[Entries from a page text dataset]

══════════════════════════════

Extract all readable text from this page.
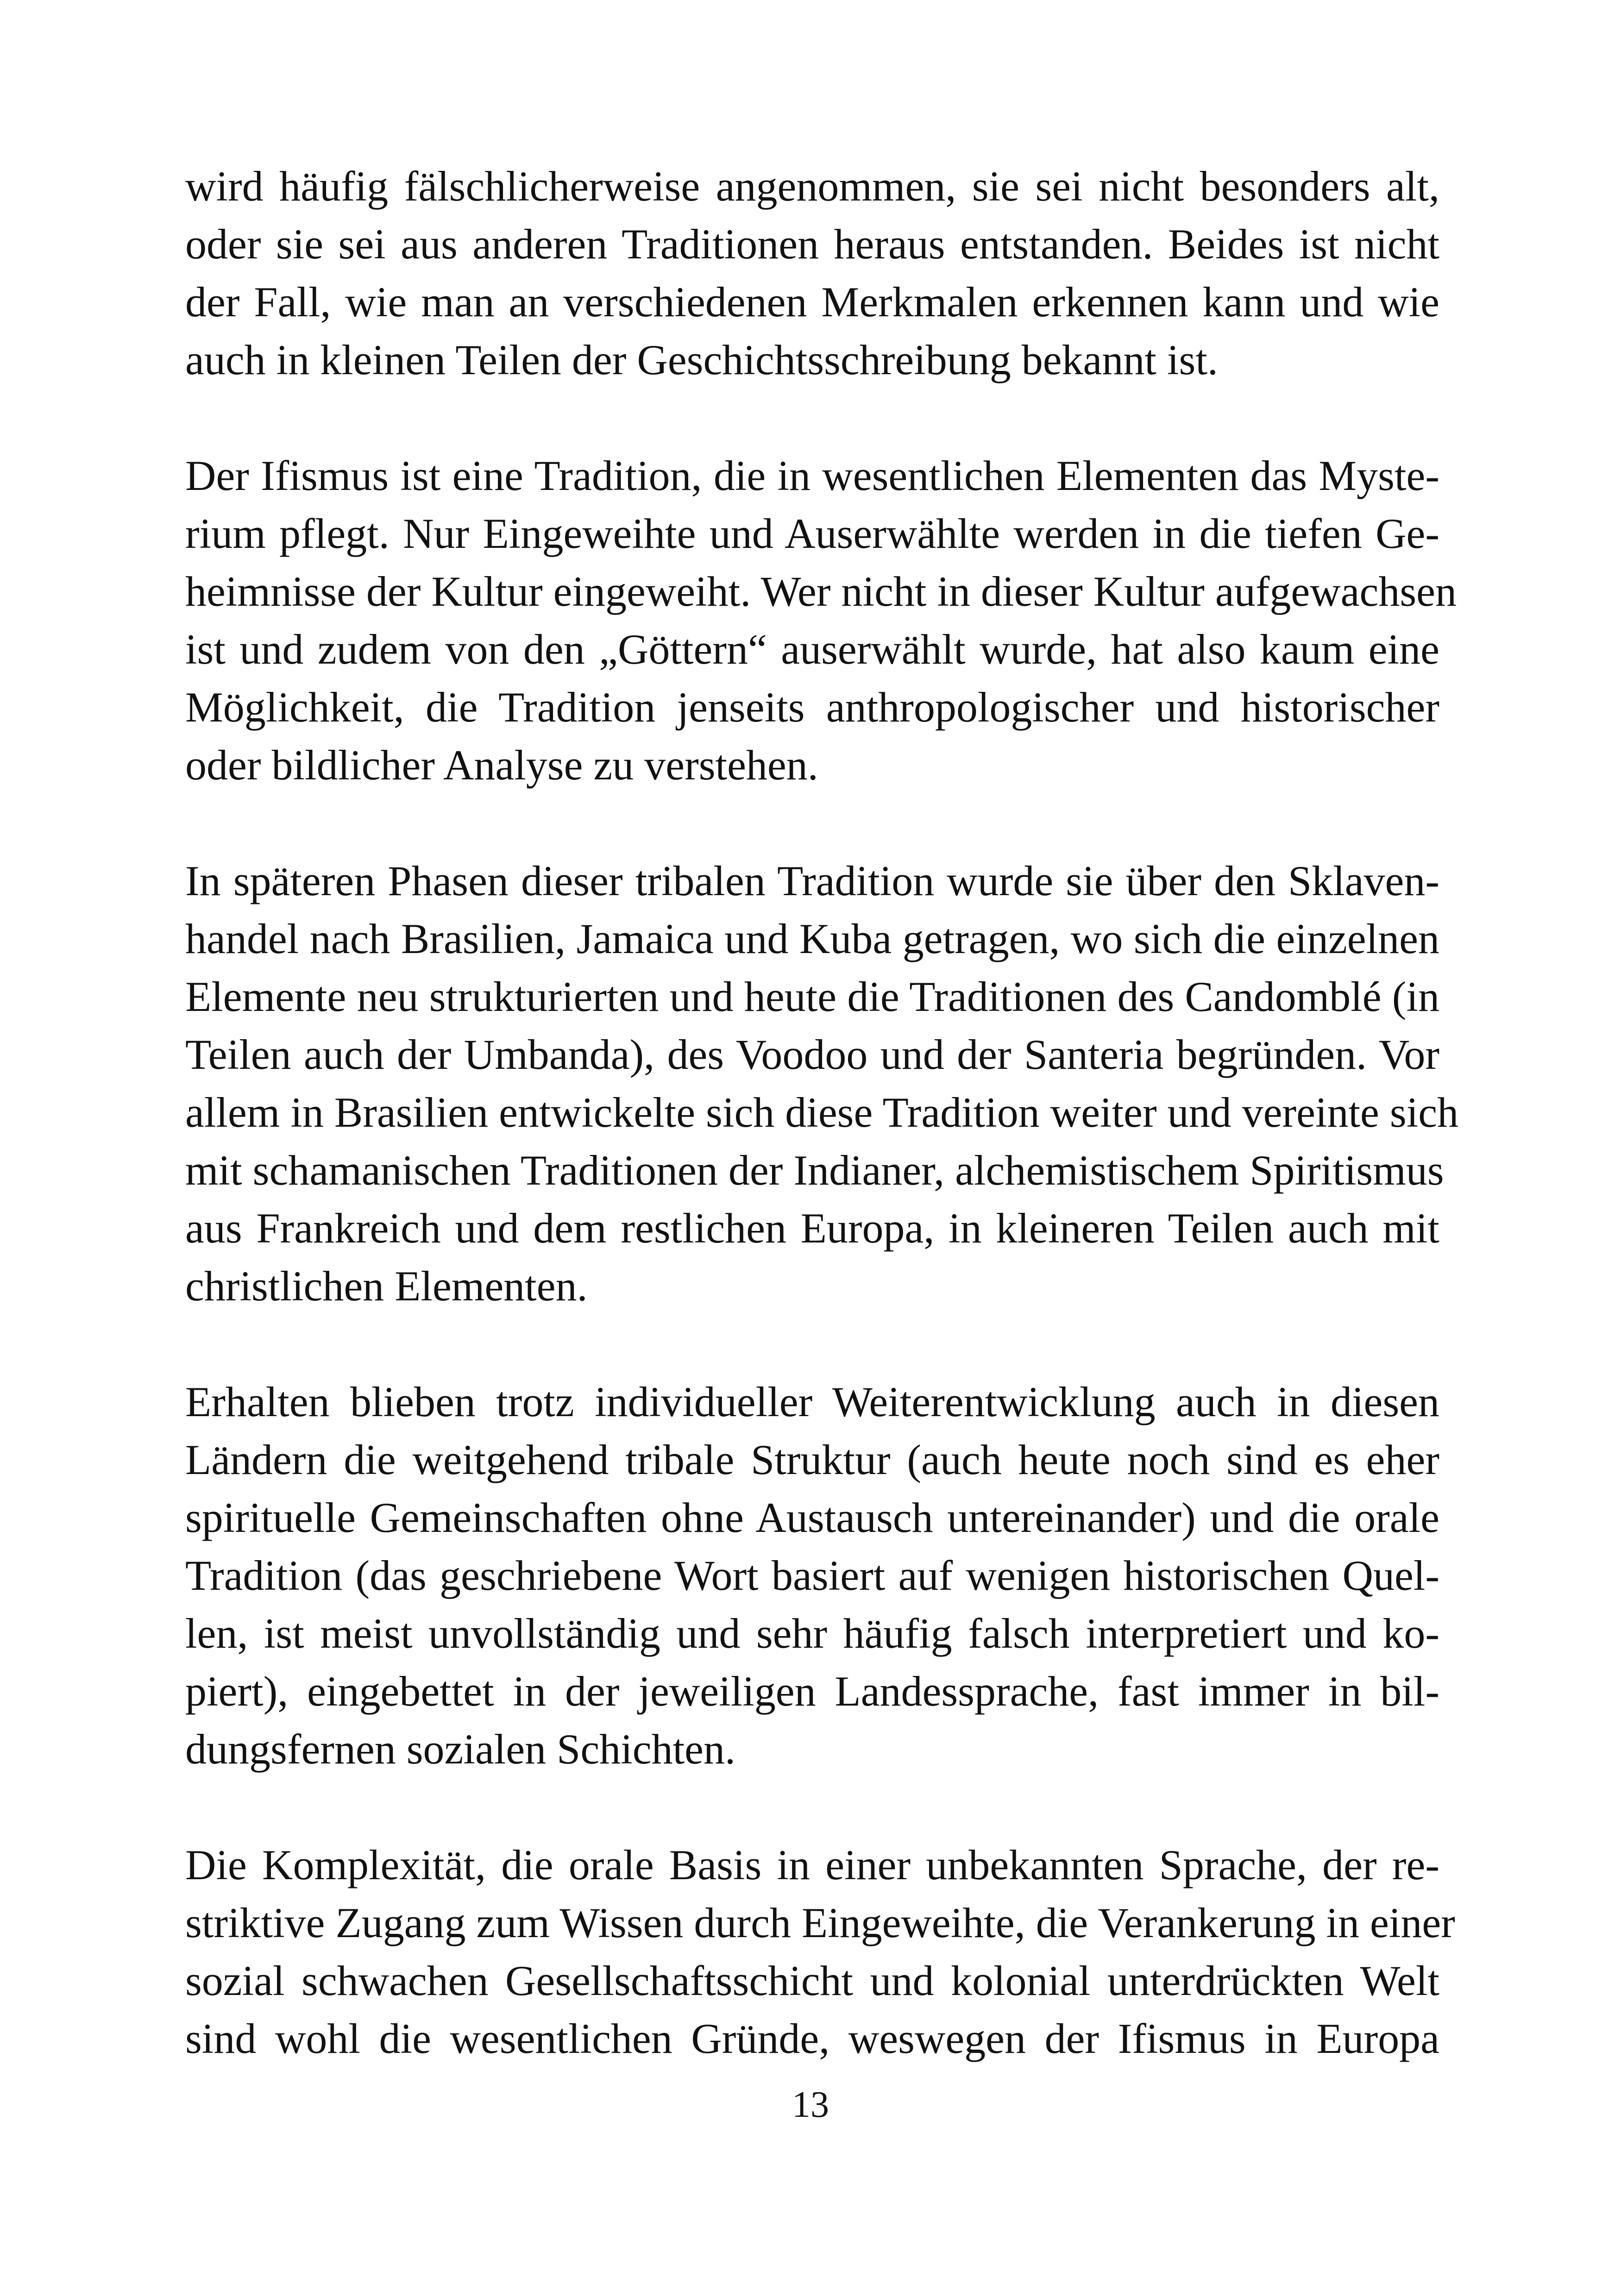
wird häufig fälschlicherweise angenommen, sie sei nicht besonders alt,
oder sie sei aus anderen Traditionen heraus entstanden. Beides ist nicht
der Fall, wie man an verschiedenen Merkmalen erkennen kann und wie
auch in kleinen Teilen der Geschichtsschreibung bekannt ist.
Der Ifismus ist eine Tradition, die in wesentlichen Elementen das Myste-
rium pflegt. Nur Eingeweihte und Auserwählte werden in die tiefen Ge-
heimnisse der Kultur eingeweiht. Wer nicht in dieser Kultur aufgewachsen
ist und zudem von den „Göttern“ auserwählt wurde, hat also kaum eine
Möglichkeit, die Tradition jenseits anthropologischer und historischer
oder bildlicher Analyse zu verstehen.
In späteren Phasen dieser tribalen Tradition wurde sie über den Sklaven-
handel nach Brasilien, Jamaica und Kuba getragen, wo sich die einzelnen
Elemente neu strukturierten und heute die Traditionen des Candomblé (in
Teilen auch der Umbanda), des Voodoo und der Santeria begründen. Vor
allem in Brasilien entwickelte sich diese Tradition weiter und vereinte sich
mit schamanischen Traditionen der Indianer, alchemistischem Spiritismus
aus Frankreich und dem restlichen Europa, in kleineren Teilen auch mit
christlichen Elementen.
Erhalten blieben trotz individueller Weiterentwicklung auch in diesen
Ländern die weitgehend tribale Struktur (auch heute noch sind es eher
spirituelle Gemeinschaften ohne Austausch untereinander) und die orale
Tradition (das geschriebene Wort basiert auf wenigen historischen Quel-
len, ist meist unvollständig und sehr häufig falsch interpretiert und ko-
piert), eingebettet in der jeweiligen Landessprache, fast immer in bil-
dungsfernen sozialen Schichten.
Die Komplexität, die orale Basis in einer unbekannten Sprache, der re-
striktive Zugang zum Wissen durch Eingeweihte, die Verankerung in einer
sozial schwachen Gesellschaftsschicht und kolonial unterdrückten Welt
sind wohl die wesentlichen Gründe, weswegen der Ifismus in Europa
13
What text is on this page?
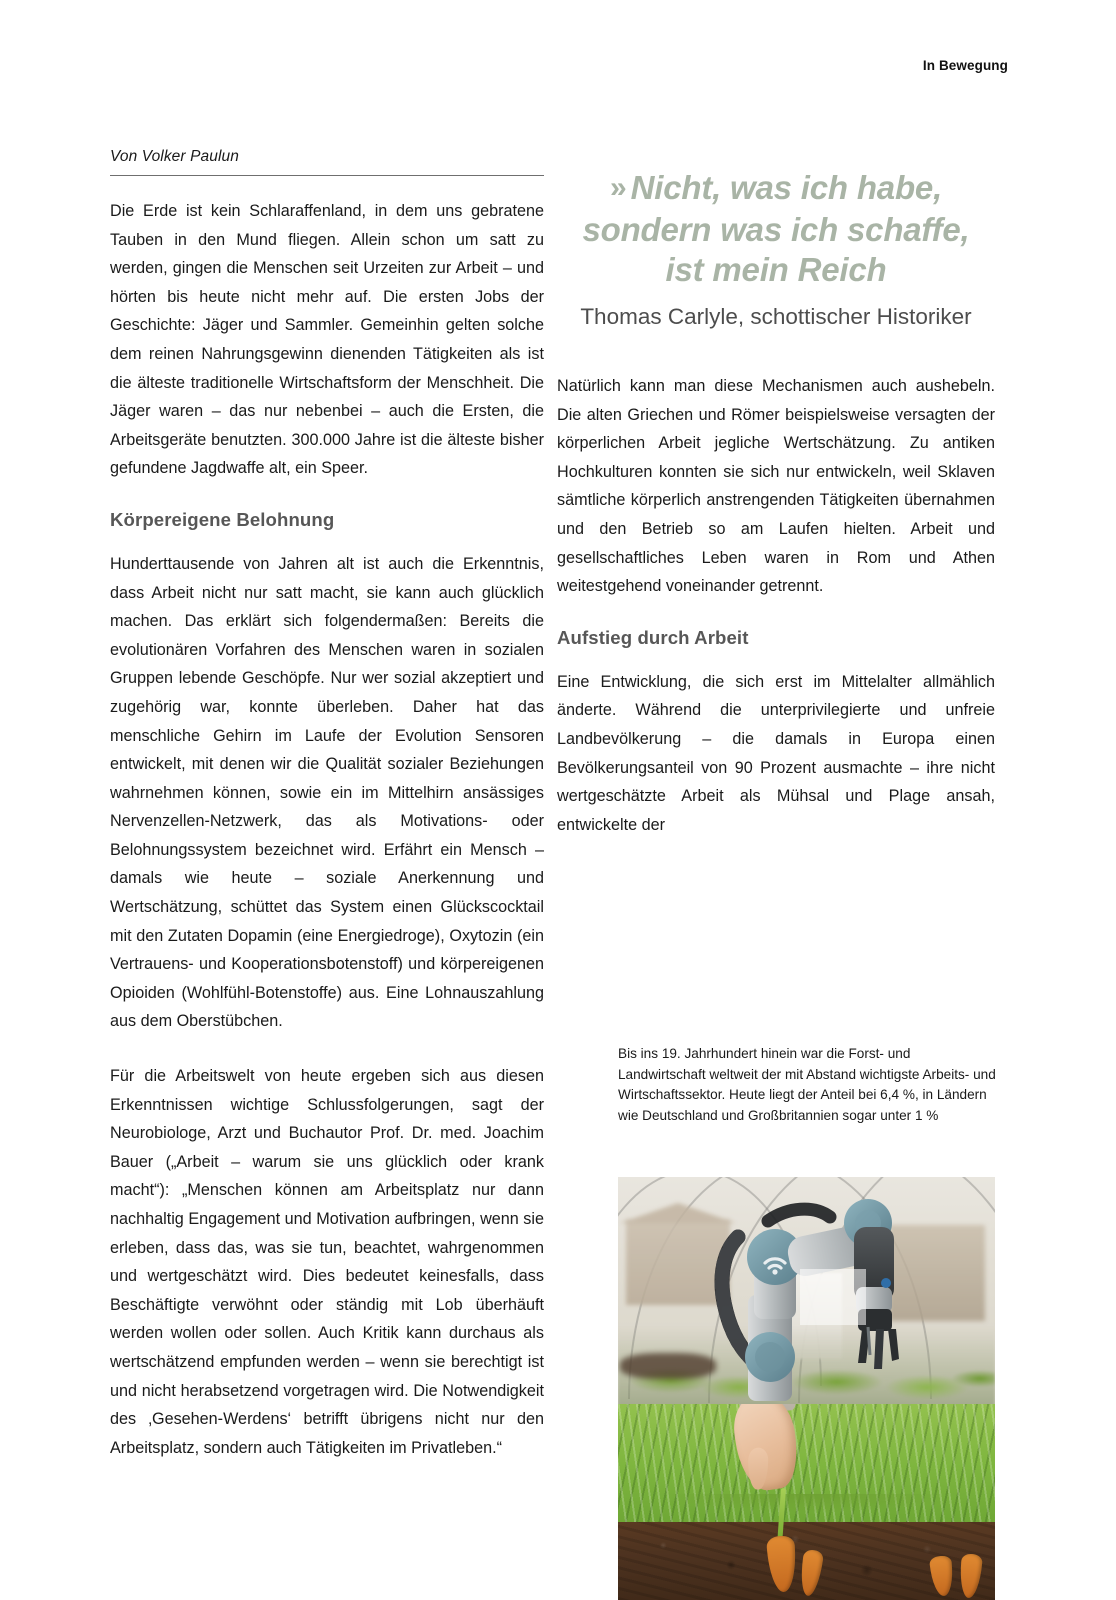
In Bewegung
Von Volker Paulun

Die Erde ist kein Schlaraffenland, in dem uns gebratene Tauben in den Mund fliegen. Allein schon um satt zu werden, gingen die Menschen seit Urzeiten zur Arbeit – und hörten bis heute nicht mehr auf. Die ersten Jobs der Geschichte: Jäger und Sammler. Gemeinhin gelten solche dem reinen Nahrungsgewinn dienenden Tätigkeiten als ist die älteste traditionelle Wirtschaftsform der Menschheit. Die Jäger waren – das nur nebenbei – auch die Ersten, die Arbeitsgeräte benutzten. 300.000 Jahre ist die älteste bisher gefundene Jagdwaffe alt, ein Speer.

Körpereigene Belohnung

Hunderttausende von Jahren alt ist auch die Erkenntnis, dass Arbeit nicht nur satt macht, sie kann auch glücklich machen. Das erklärt sich folgendermaßen: Bereits die evolutionären Vorfahren des Menschen waren in sozialen Gruppen lebende Geschöpfe. Nur wer sozial akzeptiert und zugehörig war, konnte überleben. Daher hat das menschliche Gehirn im Laufe der Evolution Sensoren entwickelt, mit denen wir die Qualität sozialer Beziehungen wahrnehmen können, sowie ein im Mittelhirn ansässiges Nervenzellen-Netzwerk, das als Motivations- oder Belohnungssystem bezeichnet wird. Erfährt ein Mensch – damals wie heute – soziale Anerkennung und Wertschätzung, schüttet das System einen Glückscocktail mit den Zutaten Dopamin (eine Energiedroge), Oxytozin (ein Vertrauens- und Kooperationsbotenstoff) und körpereigenen Opioiden (Wohlfühl-Botenstoffe) aus. Eine Lohnauszahlung aus dem Oberstübchen.

Für die Arbeitswelt von heute ergeben sich aus diesen Erkenntnissen wichtige Schlussfolgerungen, sagt der Neurobiologe, Arzt und Buchautor Prof. Dr. med. Joachim Bauer („Arbeit – warum sie uns glücklich oder krank macht“): „Menschen können am Arbeitsplatz nur dann nachhaltig Engagement und Motivation aufbringen, wenn sie erleben, dass das, was sie tun, beachtet, wahrgenommen und wertgeschätzt wird. Dies bedeutet keinesfalls, dass Beschäftigte verwöhnt oder ständig mit Lob überhäuft werden wollen oder sollen. Auch Kritik kann durchaus als wertschätzend empfunden werden – wenn sie berechtigt ist und nicht herabsetzend vorgetragen wird. Die Notwendigkeit des ‚Gesehen-Werdens‘ betrifft übrigens nicht nur den Arbeitsplatz, sondern auch Tätigkeiten im Privatleben.“

» Nicht, was ich habe, sondern was ich schaffe, ist mein Reich
Thomas Carlyle, schottischer Historiker

Natürlich kann man diese Mechanismen auch aushebeln. Die alten Griechen und Römer beispielsweise versagten der körperlichen Arbeit jegliche Wertschätzung. Zu antiken Hochkulturen konnten sie sich nur entwickeln, weil Sklaven sämtliche körperlich anstrengenden Tätigkeiten übernahmen und den Betrieb so am Laufen hielten. Arbeit und gesellschaftliches Leben waren in Rom und Athen weitestgehend voneinander getrennt.

Aufstieg durch Arbeit

Eine Entwicklung, die sich erst im Mittelalter allmählich änderte. Während die unterprivilegierte und unfreie Landbevölkerung – die damals in Europa einen Bevölkerungsanteil von 90 Prozent ausmachte – ihre nicht wertgeschätzte Arbeit als Mühsal und Plage ansah, entwickelte der

Bis ins 19. Jahrhundert hinein war die Forst- und Landwirtschaft weltweit der mit Abstand wichtigste Arbeits- und Wirtschaftssektor. Heute liegt der Anteil bei 6,4 %, in Ländern wie Deutschland und Großbritannien sogar unter 1 %
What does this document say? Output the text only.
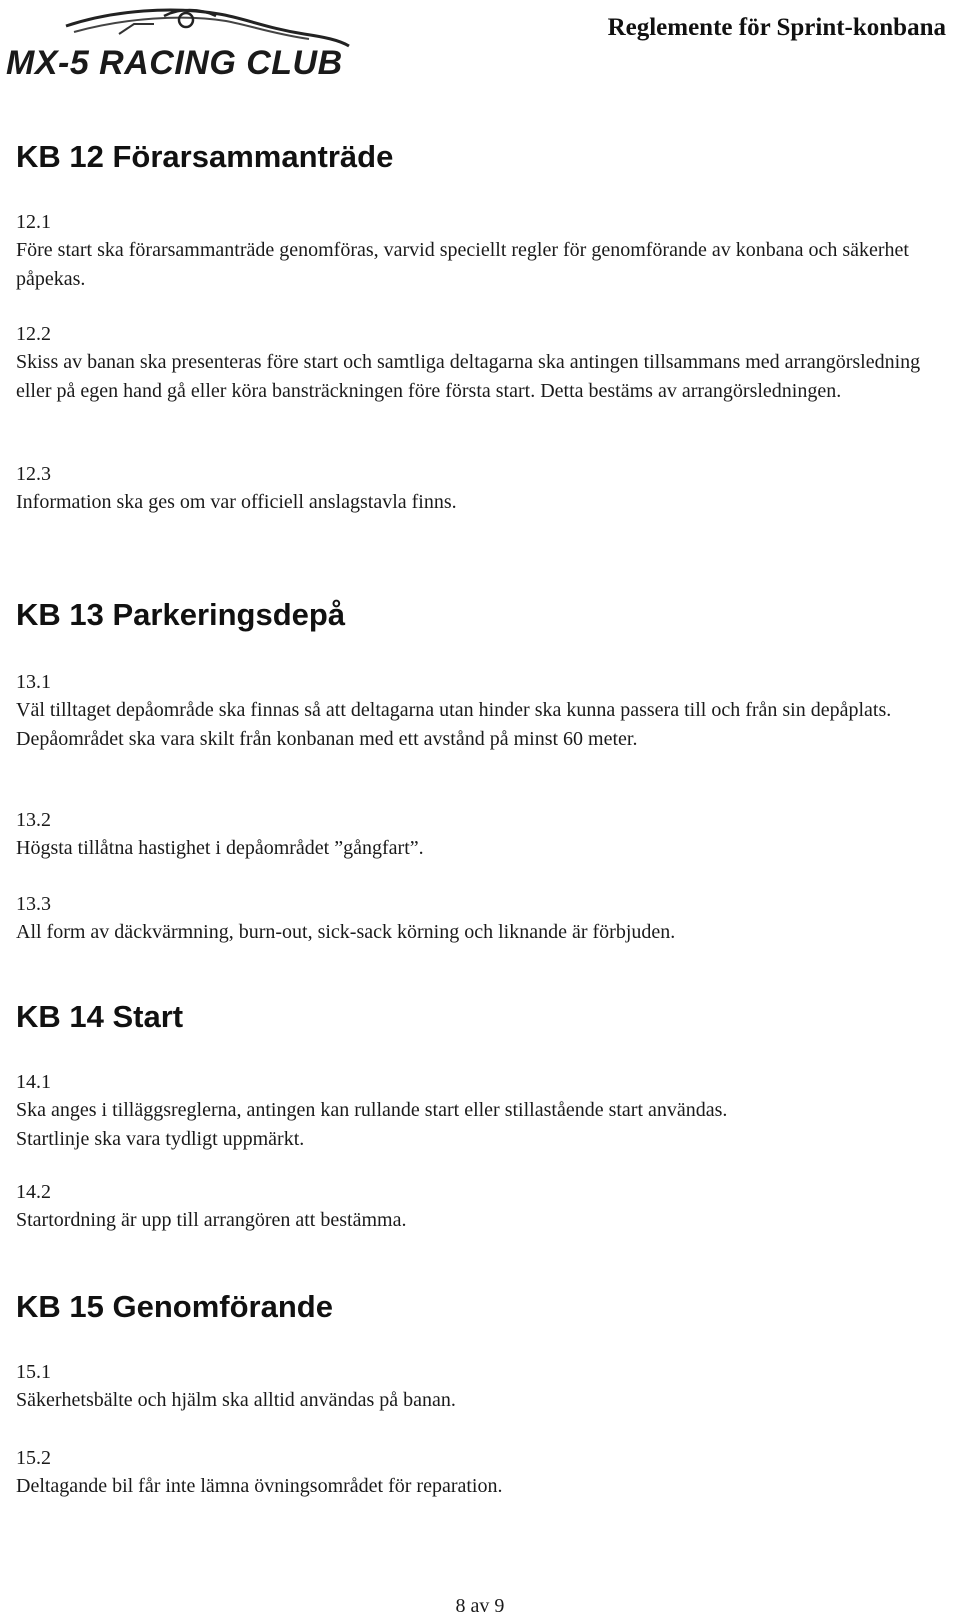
MX-5 RACING CLUB
Reglemente för Sprint-konbana
KB 12 Förarsammanträde

12.1

Före start ska förarsammanträde genomföras, varvid speciellt regler för genomförande av konbana och säkerhet påpekas.

12.2

Skiss av banan ska presenteras före start och samtliga deltagarna ska antingen tillsammans med arrangörsledning eller på egen hand gå eller köra bansträckningen före första start. Detta bestäms av arrangörsledningen.

12.3

Information ska ges om var officiell anslagstavla finns.

KB 13 Parkeringsdepå

13.1

Väl tilltaget depåområde ska finnas så att deltagarna utan hinder ska kunna passera till och från sin depåplats.

Depåområdet ska vara skilt från konbanan med ett avstånd på minst 60 meter.

13.2

Högsta tillåtna hastighet i depåområdet ”gångfart”.

13.3

All form av däckvärmning, burn-out, sick-sack körning och liknande är förbjuden.

KB 14 Start

14.1

Ska anges i tilläggsreglerna, antingen kan rullande start eller stillastående start användas.

Startlinje ska vara tydligt uppmärkt.

14.2

Startordning är upp till arrangören att bestämma.

KB 15 Genomförande

15.1

Säkerhetsbälte och hjälm ska alltid användas på banan.

15.2

Deltagande bil får inte lämna övningsområdet för reparation.

8 av 9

══════════════════════════════

== Exercise brief ==
Copy out, from the data above, every line holding the word "orale".

== Task result ==
spirituelle Gemeinschaften ohne Austausch untereinander) und die orale
Die Komplexität, die orale Basis in einer unbekannten Sprache, der re-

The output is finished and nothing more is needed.